- [Provided data]

>> Begin

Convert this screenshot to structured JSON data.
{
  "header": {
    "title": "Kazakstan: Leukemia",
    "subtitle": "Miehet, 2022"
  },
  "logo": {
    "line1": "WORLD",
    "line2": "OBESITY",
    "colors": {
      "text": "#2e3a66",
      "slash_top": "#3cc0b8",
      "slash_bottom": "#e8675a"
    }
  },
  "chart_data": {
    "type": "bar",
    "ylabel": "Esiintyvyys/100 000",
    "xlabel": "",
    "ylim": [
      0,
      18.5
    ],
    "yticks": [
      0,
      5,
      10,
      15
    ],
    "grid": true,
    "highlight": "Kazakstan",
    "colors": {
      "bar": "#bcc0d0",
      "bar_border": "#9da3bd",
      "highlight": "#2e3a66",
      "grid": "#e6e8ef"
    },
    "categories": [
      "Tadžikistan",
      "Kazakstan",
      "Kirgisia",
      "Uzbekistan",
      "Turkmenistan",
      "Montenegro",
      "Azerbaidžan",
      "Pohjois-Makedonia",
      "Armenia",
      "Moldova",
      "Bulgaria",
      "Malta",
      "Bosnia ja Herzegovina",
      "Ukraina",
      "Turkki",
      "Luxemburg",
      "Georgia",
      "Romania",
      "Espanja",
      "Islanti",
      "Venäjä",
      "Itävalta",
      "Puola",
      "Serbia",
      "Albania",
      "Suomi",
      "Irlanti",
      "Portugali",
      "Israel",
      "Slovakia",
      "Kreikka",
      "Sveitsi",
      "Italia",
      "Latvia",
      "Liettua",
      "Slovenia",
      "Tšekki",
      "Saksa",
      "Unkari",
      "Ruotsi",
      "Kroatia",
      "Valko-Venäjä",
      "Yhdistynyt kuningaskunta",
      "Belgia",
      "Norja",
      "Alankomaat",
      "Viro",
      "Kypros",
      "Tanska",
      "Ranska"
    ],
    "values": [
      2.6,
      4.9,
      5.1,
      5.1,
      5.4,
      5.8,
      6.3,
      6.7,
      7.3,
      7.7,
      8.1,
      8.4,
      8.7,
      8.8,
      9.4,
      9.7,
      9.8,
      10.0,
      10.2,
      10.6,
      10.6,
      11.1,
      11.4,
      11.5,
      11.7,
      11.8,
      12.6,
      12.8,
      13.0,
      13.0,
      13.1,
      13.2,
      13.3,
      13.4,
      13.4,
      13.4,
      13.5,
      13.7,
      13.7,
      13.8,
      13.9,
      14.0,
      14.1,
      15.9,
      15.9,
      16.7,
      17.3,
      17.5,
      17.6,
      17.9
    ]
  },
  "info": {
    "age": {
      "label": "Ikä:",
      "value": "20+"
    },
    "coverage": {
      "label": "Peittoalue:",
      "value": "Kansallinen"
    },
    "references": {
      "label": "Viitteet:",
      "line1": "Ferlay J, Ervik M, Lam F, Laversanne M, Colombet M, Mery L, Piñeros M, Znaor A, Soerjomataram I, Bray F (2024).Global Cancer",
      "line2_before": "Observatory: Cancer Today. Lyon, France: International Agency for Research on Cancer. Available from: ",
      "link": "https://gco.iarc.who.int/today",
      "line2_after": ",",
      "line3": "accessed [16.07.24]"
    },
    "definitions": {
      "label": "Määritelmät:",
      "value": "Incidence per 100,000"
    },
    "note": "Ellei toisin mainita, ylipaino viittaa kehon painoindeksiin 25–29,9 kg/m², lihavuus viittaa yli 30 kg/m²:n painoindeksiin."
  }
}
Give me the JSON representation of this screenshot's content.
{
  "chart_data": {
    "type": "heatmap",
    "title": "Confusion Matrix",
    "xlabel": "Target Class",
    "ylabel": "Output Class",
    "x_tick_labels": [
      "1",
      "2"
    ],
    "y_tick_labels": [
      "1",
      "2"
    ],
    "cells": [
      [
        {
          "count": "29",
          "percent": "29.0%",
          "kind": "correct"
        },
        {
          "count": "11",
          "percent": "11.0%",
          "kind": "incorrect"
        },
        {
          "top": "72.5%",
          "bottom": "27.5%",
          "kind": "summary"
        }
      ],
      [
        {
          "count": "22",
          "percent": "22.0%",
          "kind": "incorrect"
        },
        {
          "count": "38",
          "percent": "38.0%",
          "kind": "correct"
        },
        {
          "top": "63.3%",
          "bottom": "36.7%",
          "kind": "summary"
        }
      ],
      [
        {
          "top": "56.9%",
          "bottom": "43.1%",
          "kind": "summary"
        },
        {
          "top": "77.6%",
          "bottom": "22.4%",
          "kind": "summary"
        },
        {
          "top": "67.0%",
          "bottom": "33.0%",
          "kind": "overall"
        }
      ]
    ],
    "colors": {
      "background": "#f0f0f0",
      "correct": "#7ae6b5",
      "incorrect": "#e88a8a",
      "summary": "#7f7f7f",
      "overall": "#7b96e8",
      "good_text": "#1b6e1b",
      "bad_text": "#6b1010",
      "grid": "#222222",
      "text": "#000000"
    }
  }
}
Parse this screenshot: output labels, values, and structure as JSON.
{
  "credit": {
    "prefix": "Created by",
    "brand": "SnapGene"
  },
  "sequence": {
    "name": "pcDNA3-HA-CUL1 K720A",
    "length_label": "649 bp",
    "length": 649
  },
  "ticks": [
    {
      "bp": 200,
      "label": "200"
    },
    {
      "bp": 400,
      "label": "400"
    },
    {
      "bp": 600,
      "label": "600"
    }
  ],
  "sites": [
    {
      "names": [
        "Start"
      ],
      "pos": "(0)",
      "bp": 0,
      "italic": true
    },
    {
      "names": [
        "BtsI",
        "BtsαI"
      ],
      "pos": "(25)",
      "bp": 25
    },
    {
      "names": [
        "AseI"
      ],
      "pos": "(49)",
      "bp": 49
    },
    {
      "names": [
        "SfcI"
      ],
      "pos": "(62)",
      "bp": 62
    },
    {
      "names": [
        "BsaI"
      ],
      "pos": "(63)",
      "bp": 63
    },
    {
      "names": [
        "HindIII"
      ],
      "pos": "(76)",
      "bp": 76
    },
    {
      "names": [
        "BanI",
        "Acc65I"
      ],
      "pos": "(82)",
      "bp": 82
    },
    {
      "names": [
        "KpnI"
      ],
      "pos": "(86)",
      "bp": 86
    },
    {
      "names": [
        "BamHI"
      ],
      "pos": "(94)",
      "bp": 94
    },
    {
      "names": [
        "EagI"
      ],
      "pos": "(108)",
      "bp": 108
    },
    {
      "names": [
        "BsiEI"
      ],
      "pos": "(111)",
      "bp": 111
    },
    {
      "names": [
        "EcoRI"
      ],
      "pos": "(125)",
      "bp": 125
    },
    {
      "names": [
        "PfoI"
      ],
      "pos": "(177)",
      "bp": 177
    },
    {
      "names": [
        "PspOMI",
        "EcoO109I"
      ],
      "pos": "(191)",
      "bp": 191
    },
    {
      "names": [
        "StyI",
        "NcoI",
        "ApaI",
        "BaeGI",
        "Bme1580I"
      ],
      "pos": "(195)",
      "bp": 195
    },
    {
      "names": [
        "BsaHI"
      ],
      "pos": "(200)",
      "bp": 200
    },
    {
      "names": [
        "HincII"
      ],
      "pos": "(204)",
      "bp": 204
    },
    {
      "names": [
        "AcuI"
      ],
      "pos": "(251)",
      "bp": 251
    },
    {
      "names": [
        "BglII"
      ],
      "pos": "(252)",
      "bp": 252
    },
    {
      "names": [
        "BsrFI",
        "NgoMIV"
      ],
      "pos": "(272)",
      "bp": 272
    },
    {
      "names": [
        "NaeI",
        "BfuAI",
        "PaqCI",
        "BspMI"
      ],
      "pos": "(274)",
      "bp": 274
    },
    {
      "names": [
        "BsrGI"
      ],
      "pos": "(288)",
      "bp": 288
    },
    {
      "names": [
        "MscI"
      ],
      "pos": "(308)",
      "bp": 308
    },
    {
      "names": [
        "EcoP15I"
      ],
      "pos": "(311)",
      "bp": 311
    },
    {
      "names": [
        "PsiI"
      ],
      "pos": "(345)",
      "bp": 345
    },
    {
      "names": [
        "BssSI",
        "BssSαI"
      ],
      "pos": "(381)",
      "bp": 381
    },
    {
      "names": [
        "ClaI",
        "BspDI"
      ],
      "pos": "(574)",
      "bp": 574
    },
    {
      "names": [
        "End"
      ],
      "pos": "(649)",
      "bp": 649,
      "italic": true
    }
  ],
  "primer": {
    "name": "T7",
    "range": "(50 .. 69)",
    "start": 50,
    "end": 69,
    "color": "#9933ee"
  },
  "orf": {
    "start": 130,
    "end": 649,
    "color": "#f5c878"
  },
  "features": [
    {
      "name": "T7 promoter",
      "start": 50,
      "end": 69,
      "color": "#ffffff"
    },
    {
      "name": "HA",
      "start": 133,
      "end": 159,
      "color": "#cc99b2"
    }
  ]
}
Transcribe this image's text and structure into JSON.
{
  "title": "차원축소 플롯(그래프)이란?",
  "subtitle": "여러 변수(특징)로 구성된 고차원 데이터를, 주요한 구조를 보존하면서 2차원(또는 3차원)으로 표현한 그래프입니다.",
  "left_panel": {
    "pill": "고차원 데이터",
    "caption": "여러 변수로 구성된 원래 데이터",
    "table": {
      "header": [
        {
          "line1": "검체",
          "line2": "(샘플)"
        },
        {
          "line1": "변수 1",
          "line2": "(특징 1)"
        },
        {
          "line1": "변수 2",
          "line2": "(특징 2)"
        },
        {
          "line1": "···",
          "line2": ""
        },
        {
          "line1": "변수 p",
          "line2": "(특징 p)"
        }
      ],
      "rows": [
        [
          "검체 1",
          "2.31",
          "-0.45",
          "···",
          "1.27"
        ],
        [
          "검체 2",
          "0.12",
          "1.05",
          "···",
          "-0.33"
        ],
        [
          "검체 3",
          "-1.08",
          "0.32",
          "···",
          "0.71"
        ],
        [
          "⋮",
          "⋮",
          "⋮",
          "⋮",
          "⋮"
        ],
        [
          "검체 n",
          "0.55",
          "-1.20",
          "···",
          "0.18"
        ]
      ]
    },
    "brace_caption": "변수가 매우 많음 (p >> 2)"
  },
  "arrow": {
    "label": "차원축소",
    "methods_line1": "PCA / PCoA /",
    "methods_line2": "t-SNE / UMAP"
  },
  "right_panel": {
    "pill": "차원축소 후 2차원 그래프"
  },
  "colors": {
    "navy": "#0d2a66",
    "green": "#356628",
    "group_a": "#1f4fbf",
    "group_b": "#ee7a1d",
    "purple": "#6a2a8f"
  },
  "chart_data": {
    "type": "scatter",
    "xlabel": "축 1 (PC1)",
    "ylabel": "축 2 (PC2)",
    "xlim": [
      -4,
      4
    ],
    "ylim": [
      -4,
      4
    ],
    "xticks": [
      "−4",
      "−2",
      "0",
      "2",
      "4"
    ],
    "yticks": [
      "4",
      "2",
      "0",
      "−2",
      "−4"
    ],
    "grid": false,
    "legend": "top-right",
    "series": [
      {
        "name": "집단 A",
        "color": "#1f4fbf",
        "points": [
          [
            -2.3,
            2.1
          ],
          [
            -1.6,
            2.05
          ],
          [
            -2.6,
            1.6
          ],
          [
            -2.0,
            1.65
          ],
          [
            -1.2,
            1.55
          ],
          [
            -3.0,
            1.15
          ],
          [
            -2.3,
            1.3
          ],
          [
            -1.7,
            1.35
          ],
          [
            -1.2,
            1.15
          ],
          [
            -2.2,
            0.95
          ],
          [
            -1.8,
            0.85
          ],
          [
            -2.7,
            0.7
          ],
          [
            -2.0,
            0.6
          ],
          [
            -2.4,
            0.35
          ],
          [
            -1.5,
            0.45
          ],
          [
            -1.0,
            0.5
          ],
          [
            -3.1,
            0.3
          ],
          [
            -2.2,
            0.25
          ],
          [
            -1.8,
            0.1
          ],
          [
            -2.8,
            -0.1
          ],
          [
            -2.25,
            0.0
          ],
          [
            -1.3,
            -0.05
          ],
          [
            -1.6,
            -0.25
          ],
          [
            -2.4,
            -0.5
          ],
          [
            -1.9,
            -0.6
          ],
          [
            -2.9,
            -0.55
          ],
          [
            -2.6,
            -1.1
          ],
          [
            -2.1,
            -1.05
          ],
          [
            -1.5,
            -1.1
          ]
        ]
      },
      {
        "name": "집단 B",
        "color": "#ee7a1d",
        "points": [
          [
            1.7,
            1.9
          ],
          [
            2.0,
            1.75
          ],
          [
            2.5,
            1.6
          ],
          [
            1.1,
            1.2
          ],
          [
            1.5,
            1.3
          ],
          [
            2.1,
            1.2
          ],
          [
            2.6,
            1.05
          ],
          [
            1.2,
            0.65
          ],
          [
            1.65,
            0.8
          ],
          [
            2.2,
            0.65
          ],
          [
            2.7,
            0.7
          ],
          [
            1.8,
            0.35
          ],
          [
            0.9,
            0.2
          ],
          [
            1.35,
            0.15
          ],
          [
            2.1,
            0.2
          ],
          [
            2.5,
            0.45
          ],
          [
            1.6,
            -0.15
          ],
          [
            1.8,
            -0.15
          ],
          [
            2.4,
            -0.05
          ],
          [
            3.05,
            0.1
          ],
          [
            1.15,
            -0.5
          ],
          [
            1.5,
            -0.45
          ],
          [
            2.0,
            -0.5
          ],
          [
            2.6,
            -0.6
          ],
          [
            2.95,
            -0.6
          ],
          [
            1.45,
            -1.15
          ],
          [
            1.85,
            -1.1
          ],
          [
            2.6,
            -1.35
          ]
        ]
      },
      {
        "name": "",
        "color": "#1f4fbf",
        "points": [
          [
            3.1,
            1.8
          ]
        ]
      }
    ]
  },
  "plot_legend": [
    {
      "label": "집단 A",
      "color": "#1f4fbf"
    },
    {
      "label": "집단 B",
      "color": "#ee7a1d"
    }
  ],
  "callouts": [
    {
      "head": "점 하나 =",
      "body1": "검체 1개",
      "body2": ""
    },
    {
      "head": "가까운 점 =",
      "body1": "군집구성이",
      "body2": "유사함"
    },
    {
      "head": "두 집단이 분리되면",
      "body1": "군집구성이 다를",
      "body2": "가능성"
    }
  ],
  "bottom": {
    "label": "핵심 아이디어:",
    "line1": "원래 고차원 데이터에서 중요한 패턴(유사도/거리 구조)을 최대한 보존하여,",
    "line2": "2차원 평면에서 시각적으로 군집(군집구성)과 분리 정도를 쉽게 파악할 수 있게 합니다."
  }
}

>> End

- [Exercise description] Give the count of lines that hold the word "percent", with nothing added.

- [Exercise response] 4